In the entries below, find each line with the word "mRNA" and return it.
──────── Supplied data
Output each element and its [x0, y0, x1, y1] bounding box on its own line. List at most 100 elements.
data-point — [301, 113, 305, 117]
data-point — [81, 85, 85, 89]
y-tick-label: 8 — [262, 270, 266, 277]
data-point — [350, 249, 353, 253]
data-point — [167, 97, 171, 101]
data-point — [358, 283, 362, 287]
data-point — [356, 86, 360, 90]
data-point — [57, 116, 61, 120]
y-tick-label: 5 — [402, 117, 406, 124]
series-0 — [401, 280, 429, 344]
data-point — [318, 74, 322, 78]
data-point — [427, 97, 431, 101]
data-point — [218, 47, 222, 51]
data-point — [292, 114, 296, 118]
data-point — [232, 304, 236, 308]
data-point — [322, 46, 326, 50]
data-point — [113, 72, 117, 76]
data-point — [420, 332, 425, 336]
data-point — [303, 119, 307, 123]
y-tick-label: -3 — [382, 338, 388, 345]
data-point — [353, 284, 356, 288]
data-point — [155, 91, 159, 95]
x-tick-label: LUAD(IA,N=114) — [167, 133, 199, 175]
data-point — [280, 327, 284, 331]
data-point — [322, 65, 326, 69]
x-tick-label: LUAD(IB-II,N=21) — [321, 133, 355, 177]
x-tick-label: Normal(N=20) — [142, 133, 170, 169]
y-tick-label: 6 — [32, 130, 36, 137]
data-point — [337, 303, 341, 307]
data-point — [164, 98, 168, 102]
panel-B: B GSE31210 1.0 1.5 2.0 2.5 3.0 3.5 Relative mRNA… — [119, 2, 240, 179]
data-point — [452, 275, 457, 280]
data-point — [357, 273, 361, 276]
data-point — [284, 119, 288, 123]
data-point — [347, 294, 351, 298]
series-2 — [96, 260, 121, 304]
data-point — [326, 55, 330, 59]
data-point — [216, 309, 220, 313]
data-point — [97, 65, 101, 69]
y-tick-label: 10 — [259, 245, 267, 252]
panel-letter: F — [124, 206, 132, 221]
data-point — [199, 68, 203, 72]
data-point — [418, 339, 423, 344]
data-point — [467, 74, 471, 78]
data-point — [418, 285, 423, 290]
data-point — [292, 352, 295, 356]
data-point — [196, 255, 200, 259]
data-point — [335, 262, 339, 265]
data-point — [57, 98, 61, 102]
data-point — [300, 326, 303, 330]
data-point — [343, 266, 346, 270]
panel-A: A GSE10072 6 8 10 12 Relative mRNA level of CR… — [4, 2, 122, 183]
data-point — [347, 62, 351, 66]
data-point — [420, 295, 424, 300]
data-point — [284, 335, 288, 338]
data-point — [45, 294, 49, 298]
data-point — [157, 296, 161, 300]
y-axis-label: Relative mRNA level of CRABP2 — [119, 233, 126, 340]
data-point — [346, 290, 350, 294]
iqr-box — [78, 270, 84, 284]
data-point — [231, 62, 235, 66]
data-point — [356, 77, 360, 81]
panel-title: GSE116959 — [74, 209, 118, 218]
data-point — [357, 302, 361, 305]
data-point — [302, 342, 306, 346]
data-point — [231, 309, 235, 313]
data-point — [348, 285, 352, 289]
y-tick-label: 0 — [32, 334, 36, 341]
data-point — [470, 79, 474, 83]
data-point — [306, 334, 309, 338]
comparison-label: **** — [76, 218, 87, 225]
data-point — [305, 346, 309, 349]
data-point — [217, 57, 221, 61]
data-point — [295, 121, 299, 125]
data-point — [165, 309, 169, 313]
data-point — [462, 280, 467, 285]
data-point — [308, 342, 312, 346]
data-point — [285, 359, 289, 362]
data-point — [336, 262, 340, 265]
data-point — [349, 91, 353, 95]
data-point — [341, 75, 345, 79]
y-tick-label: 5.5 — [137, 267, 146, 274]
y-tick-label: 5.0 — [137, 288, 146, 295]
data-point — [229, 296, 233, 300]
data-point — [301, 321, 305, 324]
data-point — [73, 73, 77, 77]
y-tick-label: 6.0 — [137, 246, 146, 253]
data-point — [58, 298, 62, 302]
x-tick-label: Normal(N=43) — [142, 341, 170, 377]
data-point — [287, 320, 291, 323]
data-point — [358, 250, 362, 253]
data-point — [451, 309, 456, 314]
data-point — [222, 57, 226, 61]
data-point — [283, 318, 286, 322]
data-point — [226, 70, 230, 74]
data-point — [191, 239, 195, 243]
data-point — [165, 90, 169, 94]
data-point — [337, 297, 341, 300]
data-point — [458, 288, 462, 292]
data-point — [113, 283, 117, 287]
────────────────
Result below:
panel-B: B GSE31210 1.0 1.5 2.0 2.5 3.0 3.5 Relative mRNA… — [119, 2, 240, 179]
panel-A: A GSE10072 6 8 10 12 Relative mRNA level of CR… — [4, 2, 122, 183]
y-axis-label: Relative mRNA level of CRABP2 — [119, 233, 126, 340]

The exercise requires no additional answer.